From the entries that follow, extract each line holding the string "diesen".

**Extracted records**

══════════

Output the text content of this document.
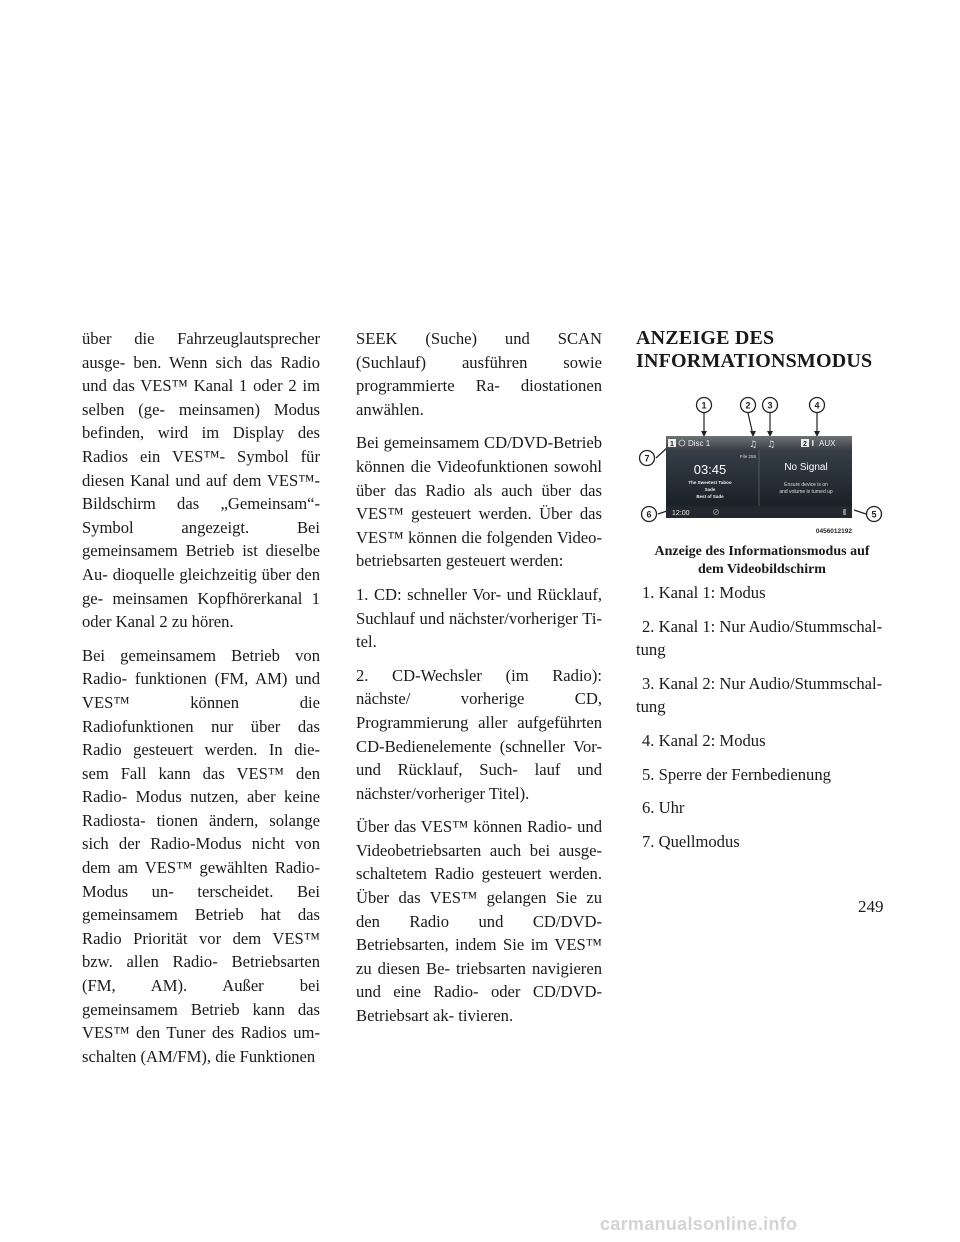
über die Fahrzeuglautsprecher ausge- ben. Wenn sich das Radio und das VES™ Kanal 1 oder 2 im selben (ge- meinsamen) Modus befinden, wird im Display des Radios ein VES™- Symbol für diesen Kanal und auf dem VES™-Bildschirm das „Gemeinsam“-Symbol angezeigt. Bei gemeinsamem Betrieb ist dieselbe Au- dioquelle gleichzeitig über den ge- meinsamen Kopfhörerkanal 1 oder Kanal 2 zu hören.

Bei gemeinsamem Betrieb von Radio- funktionen (FM, AM) und VES™ können die Radiofunktionen nur über das Radio gesteuert werden. In die- sem Fall kann das VES™ den Radio- Modus nutzen, aber keine Radiosta- tionen ändern, solange sich der Radio-Modus nicht von dem am VES™ gewählten Radio-Modus un- terscheidet. Bei gemeinsamem Betrieb hat das Radio Priorität vor dem VES™ bzw. allen Radio- Betriebsarten (FM, AM). Außer bei gemeinsamem Betrieb kann das VES™ den Tuner des Radios um- schalten (AM/FM), die Funktionen

SEEK (Suche) und SCAN (Suchlauf) ausführen sowie programmierte Ra- diostationen anwählen.

Bei gemeinsamem CD/DVD-Betrieb können die Videofunktionen sowohl über das Radio als auch über das VES™ gesteuert werden. Über das VES™ können die folgenden Video- betriebsarten gesteuert werden:

1. CD: schneller Vor- und Rücklauf, Suchlauf und nächster/vorheriger Ti- tel.

2. CD-Wechsler (im Radio): nächste/ vorherige CD, Programmierung aller aufgeführten CD-Bedienelemente (schneller Vor- und Rücklauf, Such- lauf und nächster/vorheriger Titel).

Über das VES™ können Radio- und Videobetriebsarten auch bei ausge- schaltetem Radio gesteuert werden. Über das VES™ gelangen Sie zu den Radio und CD/DVD-Betriebsarten, indem Sie im VES™ zu diesen Be- triebsarten navigieren und eine Radio- oder CD/DVD-Betriebsart ak- tivieren.

ANZEIGE DES
INFORMATIONSMODUS
1 Disc 1	♫ ♫	2 AUX
File 255
03:45
The Sweetest Taboo
Sade
Best of Sade
No Signal
Ensure device is on
and volume is turned up
12:00
1	2 3	4
5
6
7
0456012192
Anzeige des Informationsmodus auf
dem Videobildschirm
1. Kanal 1: Modus
2. Kanal 1: Nur Audio/Stummschal- tung
3. Kanal 2: Nur Audio/Stummschal- tung
4. Kanal 2: Modus
5. Sperre der Fernbedienung
6. Uhr
7. Quellmodus
249
carmanualsonline.info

══════════

**Task result**
über die Fahrzeuglautsprecher ausge- ben. Wenn sich das Radio und das VES™ Kanal 1 oder 2 im selben (ge- meinsamen) Modus befinden, wird im Display des Radios ein VES™- Symbol für diesen Kanal und auf dem VES™-Bildschirm das „Gemeinsam“-Symbol angezeigt. Bei gemeinsamem Betrieb ist dieselbe Au- dioquelle gleichzeitig über den ge- meinsamen Kopfhörerkanal 1 oder Kanal 2 zu hören.
Über das VES™ können Radio- und Videobetriebsarten auch bei ausge- schaltetem Radio gesteuert werden. Über das VES™ gelangen Sie zu den Radio und CD/DVD-Betriebsarten, indem Sie im VES™ zu diesen Be- triebsarten navigieren und eine Radio- oder CD/DVD-Betriebsart ak- tivieren.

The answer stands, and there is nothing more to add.